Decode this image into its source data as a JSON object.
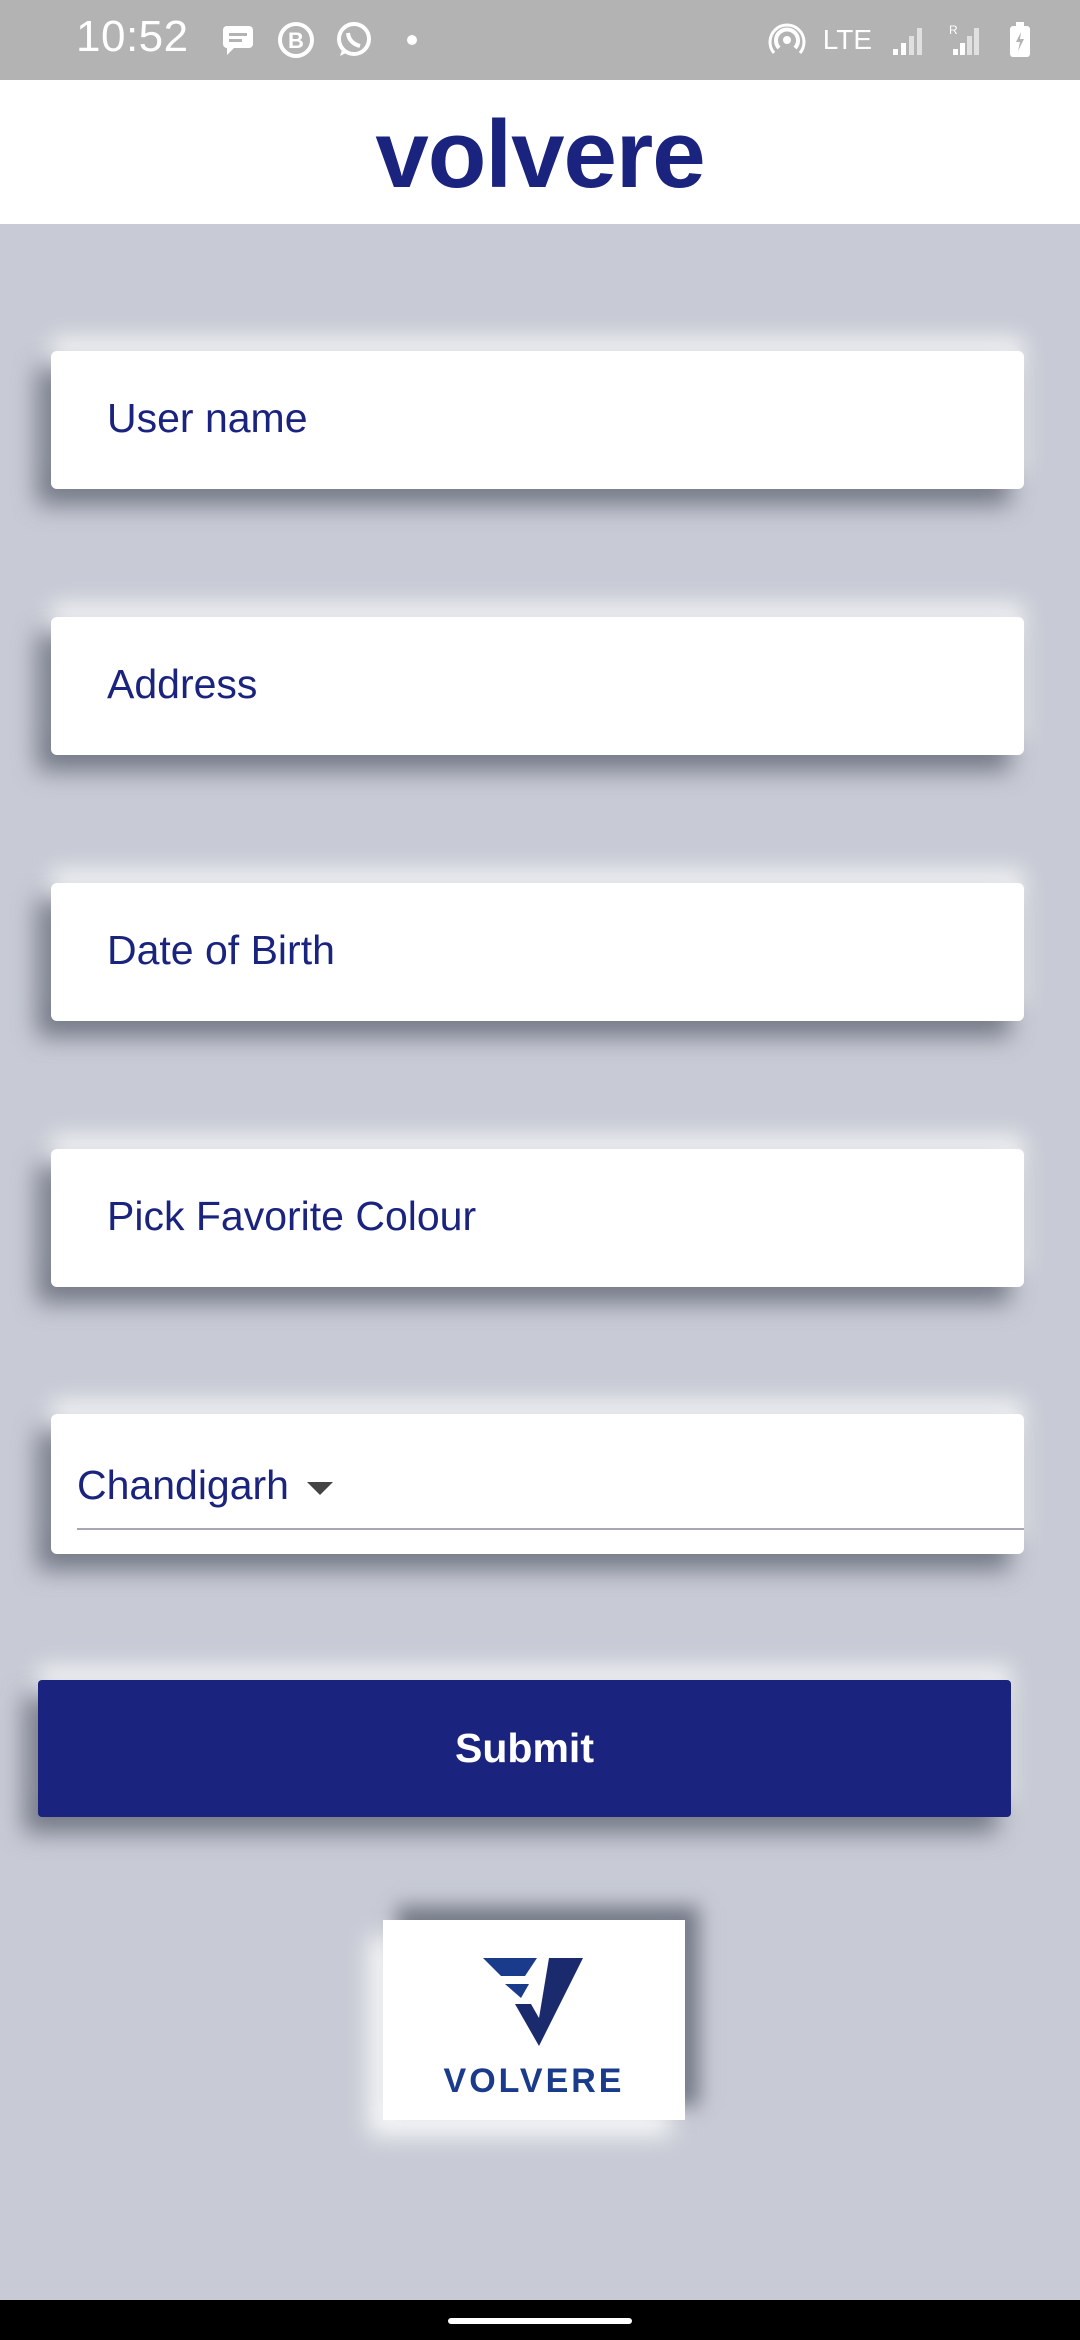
{
  "status_bar": {
    "time": "10:52",
    "network": "LTE",
    "icons": [
      "message-icon",
      "b-badge-icon",
      "whatsapp-icon",
      "dot-icon",
      "hotspot-icon",
      "signal-icon",
      "roaming-signal-icon",
      "battery-icon"
    ]
  },
  "app_bar": {
    "title": "volvere"
  },
  "form": {
    "username_placeholder": "User name",
    "address_placeholder": "Address",
    "dob_placeholder": "Date of Birth",
    "colour_placeholder": "Pick Favorite Colour",
    "city_selected": "Chandigarh",
    "submit_label": "Submit"
  },
  "logo": {
    "wordmark": "VOLVERE"
  },
  "colors": {
    "primary": "#1a237e",
    "background": "#c8cbd5",
    "status_bar": "#b3b3b3"
  }
}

§ AIM OF THE EXERCISE
Exclude the pictures. Write out the remaining data exactly.

§ RESULT FOR THIS EXERCISE
Decode this image into its source data as a JSON object.
{
  "status_bar": {
    "time": "10:52",
    "network": "LTE",
    "icons": [
      "message-icon",
      "b-badge-icon",
      "whatsapp-icon",
      "dot-icon",
      "hotspot-icon",
      "signal-icon",
      "roaming-signal-icon",
      "battery-icon"
    ]
  },
  "app_bar": {
    "title": "volvere"
  },
  "form": {
    "username_placeholder": "User name",
    "address_placeholder": "Address",
    "dob_placeholder": "Date of Birth",
    "colour_placeholder": "Pick Favorite Colour",
    "city_selected": "Chandigarh",
    "submit_label": "Submit"
  },
  "logo": {
    "wordmark": "VOLVERE"
  },
  "colors": {
    "primary": "#1a237e",
    "background": "#c8cbd5",
    "status_bar": "#b3b3b3"
  }
}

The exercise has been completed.